What you need to do: Transcribe the listing word for word.

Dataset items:
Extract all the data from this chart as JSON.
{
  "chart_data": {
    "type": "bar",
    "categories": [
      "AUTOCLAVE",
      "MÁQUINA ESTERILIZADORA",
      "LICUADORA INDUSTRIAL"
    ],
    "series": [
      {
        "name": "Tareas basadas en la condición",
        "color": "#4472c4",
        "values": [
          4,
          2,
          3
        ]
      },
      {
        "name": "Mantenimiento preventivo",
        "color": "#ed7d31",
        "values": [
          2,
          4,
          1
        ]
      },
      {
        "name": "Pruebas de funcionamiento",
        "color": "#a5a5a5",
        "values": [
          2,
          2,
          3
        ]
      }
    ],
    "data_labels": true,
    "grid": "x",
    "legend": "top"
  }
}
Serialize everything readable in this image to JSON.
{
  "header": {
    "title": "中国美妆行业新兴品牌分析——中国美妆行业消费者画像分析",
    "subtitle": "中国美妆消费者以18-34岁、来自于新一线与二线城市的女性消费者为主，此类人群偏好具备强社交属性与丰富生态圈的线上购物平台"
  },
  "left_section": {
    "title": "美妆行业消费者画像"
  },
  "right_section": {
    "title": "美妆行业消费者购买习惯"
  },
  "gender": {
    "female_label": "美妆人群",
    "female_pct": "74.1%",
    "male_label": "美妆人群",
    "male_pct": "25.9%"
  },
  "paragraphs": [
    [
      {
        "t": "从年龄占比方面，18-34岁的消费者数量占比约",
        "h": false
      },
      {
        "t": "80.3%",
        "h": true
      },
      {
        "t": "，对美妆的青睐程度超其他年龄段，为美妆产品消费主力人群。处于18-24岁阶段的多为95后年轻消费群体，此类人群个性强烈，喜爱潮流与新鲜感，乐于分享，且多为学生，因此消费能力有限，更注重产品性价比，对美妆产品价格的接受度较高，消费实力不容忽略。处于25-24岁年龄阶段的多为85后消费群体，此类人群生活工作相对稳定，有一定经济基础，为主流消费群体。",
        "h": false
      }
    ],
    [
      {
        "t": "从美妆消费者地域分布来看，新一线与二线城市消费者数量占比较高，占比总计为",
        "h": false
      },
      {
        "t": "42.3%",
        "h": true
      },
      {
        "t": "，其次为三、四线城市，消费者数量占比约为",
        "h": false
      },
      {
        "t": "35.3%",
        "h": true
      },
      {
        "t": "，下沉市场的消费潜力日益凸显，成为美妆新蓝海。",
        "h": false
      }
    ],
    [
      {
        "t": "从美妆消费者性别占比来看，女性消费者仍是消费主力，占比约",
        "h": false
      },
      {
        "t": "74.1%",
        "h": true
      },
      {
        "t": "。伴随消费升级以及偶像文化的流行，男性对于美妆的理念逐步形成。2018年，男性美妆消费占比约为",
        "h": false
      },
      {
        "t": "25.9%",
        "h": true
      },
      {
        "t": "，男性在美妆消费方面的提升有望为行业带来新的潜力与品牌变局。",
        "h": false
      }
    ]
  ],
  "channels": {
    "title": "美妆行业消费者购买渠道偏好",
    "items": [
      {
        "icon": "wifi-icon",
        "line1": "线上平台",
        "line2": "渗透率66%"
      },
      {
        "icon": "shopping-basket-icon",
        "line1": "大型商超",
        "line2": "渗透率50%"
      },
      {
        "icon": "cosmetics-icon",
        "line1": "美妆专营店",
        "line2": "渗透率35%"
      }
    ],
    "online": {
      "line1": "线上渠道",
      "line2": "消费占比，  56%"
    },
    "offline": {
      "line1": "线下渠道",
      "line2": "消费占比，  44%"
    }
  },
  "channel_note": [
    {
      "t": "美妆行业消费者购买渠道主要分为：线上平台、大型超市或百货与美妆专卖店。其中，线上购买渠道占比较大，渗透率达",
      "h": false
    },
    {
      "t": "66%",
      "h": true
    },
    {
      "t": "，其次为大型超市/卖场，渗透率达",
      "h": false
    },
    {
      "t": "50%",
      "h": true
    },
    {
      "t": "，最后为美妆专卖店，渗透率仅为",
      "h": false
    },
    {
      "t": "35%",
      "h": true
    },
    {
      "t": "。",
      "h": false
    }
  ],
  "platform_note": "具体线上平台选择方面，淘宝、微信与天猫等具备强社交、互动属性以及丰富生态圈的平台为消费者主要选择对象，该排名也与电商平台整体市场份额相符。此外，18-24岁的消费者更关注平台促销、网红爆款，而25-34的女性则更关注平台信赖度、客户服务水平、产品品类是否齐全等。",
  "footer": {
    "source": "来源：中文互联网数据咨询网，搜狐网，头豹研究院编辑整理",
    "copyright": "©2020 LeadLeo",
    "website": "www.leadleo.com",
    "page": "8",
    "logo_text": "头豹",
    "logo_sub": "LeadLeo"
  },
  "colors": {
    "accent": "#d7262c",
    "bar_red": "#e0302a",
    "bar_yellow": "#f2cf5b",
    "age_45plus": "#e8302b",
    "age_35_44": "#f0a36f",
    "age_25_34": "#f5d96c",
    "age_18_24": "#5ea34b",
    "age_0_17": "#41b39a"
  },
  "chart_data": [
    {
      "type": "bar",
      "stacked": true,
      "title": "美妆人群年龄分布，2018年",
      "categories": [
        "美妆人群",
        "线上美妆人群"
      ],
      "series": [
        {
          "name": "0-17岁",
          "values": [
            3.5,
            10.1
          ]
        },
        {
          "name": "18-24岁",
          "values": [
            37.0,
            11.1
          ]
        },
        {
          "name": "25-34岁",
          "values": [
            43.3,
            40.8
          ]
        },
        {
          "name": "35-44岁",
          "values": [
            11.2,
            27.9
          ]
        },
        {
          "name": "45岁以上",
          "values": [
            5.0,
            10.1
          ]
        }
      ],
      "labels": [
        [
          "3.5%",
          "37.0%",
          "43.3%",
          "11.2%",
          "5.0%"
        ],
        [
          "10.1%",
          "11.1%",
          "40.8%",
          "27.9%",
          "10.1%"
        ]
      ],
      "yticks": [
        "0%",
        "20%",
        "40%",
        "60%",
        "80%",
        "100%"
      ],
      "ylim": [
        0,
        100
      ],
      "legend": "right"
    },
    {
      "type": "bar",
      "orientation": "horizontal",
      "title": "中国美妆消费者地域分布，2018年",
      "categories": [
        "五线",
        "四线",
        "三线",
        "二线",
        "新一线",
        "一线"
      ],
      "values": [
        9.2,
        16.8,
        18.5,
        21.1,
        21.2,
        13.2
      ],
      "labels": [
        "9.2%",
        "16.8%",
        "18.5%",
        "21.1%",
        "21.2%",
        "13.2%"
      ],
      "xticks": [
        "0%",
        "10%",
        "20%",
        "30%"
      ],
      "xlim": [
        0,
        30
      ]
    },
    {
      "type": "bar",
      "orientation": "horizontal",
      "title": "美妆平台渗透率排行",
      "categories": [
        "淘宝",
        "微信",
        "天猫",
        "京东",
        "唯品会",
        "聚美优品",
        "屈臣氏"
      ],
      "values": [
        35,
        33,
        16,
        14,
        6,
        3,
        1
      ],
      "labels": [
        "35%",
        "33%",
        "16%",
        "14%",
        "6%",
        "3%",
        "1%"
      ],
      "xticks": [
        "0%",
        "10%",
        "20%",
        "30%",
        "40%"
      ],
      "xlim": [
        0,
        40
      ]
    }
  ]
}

Answer in full:
Extract all the data from this chart as JSON.
{
  "chart_data": {
    "type": "bar",
    "categories": [
      "AUTOCLAVE",
      "MÁQUINA ESTERILIZADORA",
      "LICUADORA INDUSTRIAL"
    ],
    "series": [
      {
        "name": "Tareas basadas en la condición",
        "color": "#4472c4",
        "values": [
          4,
          2,
          3
        ]
      },
      {
        "name": "Mantenimiento preventivo",
        "color": "#ed7d31",
        "values": [
          2,
          4,
          1
        ]
      },
      {
        "name": "Pruebas de funcionamiento",
        "color": "#a5a5a5",
        "values": [
          2,
          2,
          3
        ]
      }
    ],
    "data_labels": true,
    "grid": "x",
    "legend": "top"
  }
}
Serialize everything readable in this image to JSON.
{
  "header": {
    "title": "中国美妆行业新兴品牌分析——中国美妆行业消费者画像分析",
    "subtitle": "中国美妆消费者以18-34岁、来自于新一线与二线城市的女性消费者为主，此类人群偏好具备强社交属性与丰富生态圈的线上购物平台"
  },
  "left_section": {
    "title": "美妆行业消费者画像"
  },
  "right_section": {
    "title": "美妆行业消费者购买习惯"
  },
  "gender": {
    "female_label": "美妆人群",
    "female_pct": "74.1%",
    "male_label": "美妆人群",
    "male_pct": "25.9%"
  },
  "paragraphs": [
    [
      {
        "t": "从年龄占比方面，18-34岁的消费者数量占比约",
        "h": false
      },
      {
        "t": "80.3%",
        "h": true
      },
      {
        "t": "，对美妆的青睐程度超其他年龄段，为美妆产品消费主力人群。处于18-24岁阶段的多为95后年轻消费群体，此类人群个性强烈，喜爱潮流与新鲜感，乐于分享，且多为学生，因此消费能力有限，更注重产品性价比，对美妆产品价格的接受度较高，消费实力不容忽略。处于25-24岁年龄阶段的多为85后消费群体，此类人群生活工作相对稳定，有一定经济基础，为主流消费群体。",
        "h": false
      }
    ],
    [
      {
        "t": "从美妆消费者地域分布来看，新一线与二线城市消费者数量占比较高，占比总计为",
        "h": false
      },
      {
        "t": "42.3%",
        "h": true
      },
      {
        "t": "，其次为三、四线城市，消费者数量占比约为",
        "h": false
      },
      {
        "t": "35.3%",
        "h": true
      },
      {
        "t": "，下沉市场的消费潜力日益凸显，成为美妆新蓝海。",
        "h": false
      }
    ],
    [
      {
        "t": "从美妆消费者性别占比来看，女性消费者仍是消费主力，占比约",
        "h": false
      },
      {
        "t": "74.1%",
        "h": true
      },
      {
        "t": "。伴随消费升级以及偶像文化的流行，男性对于美妆的理念逐步形成。2018年，男性美妆消费占比约为",
        "h": false
      },
      {
        "t": "25.9%",
        "h": true
      },
      {
        "t": "，男性在美妆消费方面的提升有望为行业带来新的潜力与品牌变局。",
        "h": false
      }
    ]
  ],
  "channels": {
    "title": "美妆行业消费者购买渠道偏好",
    "items": [
      {
        "icon": "wifi-icon",
        "line1": "线上平台",
        "line2": "渗透率66%"
      },
      {
        "icon": "shopping-basket-icon",
        "line1": "大型商超",
        "line2": "渗透率50%"
      },
      {
        "icon": "cosmetics-icon",
        "line1": "美妆专营店",
        "line2": "渗透率35%"
      }
    ],
    "online": {
      "line1": "线上渠道",
      "line2": "消费占比，  56%"
    },
    "offline": {
      "line1": "线下渠道",
      "line2": "消费占比，  44%"
    }
  },
  "channel_note": [
    {
      "t": "美妆行业消费者购买渠道主要分为：线上平台、大型超市或百货与美妆专卖店。其中，线上购买渠道占比较大，渗透率达",
      "h": false
    },
    {
      "t": "66%",
      "h": true
    },
    {
      "t": "，其次为大型超市/卖场，渗透率达",
      "h": false
    },
    {
      "t": "50%",
      "h": true
    },
    {
      "t": "，最后为美妆专卖店，渗透率仅为",
      "h": false
    },
    {
      "t": "35%",
      "h": true
    },
    {
      "t": "。",
      "h": false
    }
  ],
  "platform_note": "具体线上平台选择方面，淘宝、微信与天猫等具备强社交、互动属性以及丰富生态圈的平台为消费者主要选择对象，该排名也与电商平台整体市场份额相符。此外，18-24岁的消费者更关注平台促销、网红爆款，而25-34的女性则更关注平台信赖度、客户服务水平、产品品类是否齐全等。",
  "footer": {
    "source": "来源：中文互联网数据咨询网，搜狐网，头豹研究院编辑整理",
    "copyright": "©2020 LeadLeo",
    "website": "www.leadleo.com",
    "page": "8",
    "logo_text": "头豹",
    "logo_sub": "LeadLeo"
  },
  "colors": {
    "accent": "#d7262c",
    "bar_red": "#e0302a",
    "bar_yellow": "#f2cf5b",
    "age_45plus": "#e8302b",
    "age_35_44": "#f0a36f",
    "age_25_34": "#f5d96c",
    "age_18_24": "#5ea34b",
    "age_0_17": "#41b39a"
  },
  "chart_data": [
    {
      "type": "bar",
      "stacked": true,
      "title": "美妆人群年龄分布，2018年",
      "categories": [
        "美妆人群",
        "线上美妆人群"
      ],
      "series": [
        {
          "name": "0-17岁",
          "values": [
            3.5,
            10.1
          ]
        },
        {
          "name": "18-24岁",
          "values": [
            37.0,
            11.1
          ]
        },
        {
          "name": "25-34岁",
          "values": [
            43.3,
            40.8
          ]
        },
        {
          "name": "35-44岁",
          "values": [
            11.2,
            27.9
          ]
        },
        {
          "name": "45岁以上",
          "values": [
            5.0,
            10.1
          ]
        }
      ],
      "labels": [
        [
          "3.5%",
          "37.0%",
          "43.3%",
          "11.2%",
          "5.0%"
        ],
        [
          "10.1%",
          "11.1%",
          "40.8%",
          "27.9%",
          "10.1%"
        ]
      ],
      "yticks": [
        "0%",
        "20%",
        "40%",
        "60%",
        "80%",
        "100%"
      ],
      "ylim": [
        0,
        100
      ],
      "legend": "right"
    },
    {
      "type": "bar",
      "orientation": "horizontal",
      "title": "中国美妆消费者地域分布，2018年",
      "categories": [
        "五线",
        "四线",
        "三线",
        "二线",
        "新一线",
        "一线"
      ],
      "values": [
        9.2,
        16.8,
        18.5,
        21.1,
        21.2,
        13.2
      ],
      "labels": [
        "9.2%",
        "16.8%",
        "18.5%",
        "21.1%",
        "21.2%",
        "13.2%"
      ],
      "xticks": [
        "0%",
        "10%",
        "20%",
        "30%"
      ],
      "xlim": [
        0,
        30
      ]
    },
    {
      "type": "bar",
      "orientation": "horizontal",
      "title": "美妆平台渗透率排行",
      "categories": [
        "淘宝",
        "微信",
        "天猫",
        "京东",
        "唯品会",
        "聚美优品",
        "屈臣氏"
      ],
      "values": [
        35,
        33,
        16,
        14,
        6,
        3,
        1
      ],
      "labels": [
        "35%",
        "33%",
        "16%",
        "14%",
        "6%",
        "3%",
        "1%"
      ],
      "xticks": [
        "0%",
        "10%",
        "20%",
        "30%",
        "40%"
      ],
      "xlim": [
        0,
        40
      ]
    }
  ]
}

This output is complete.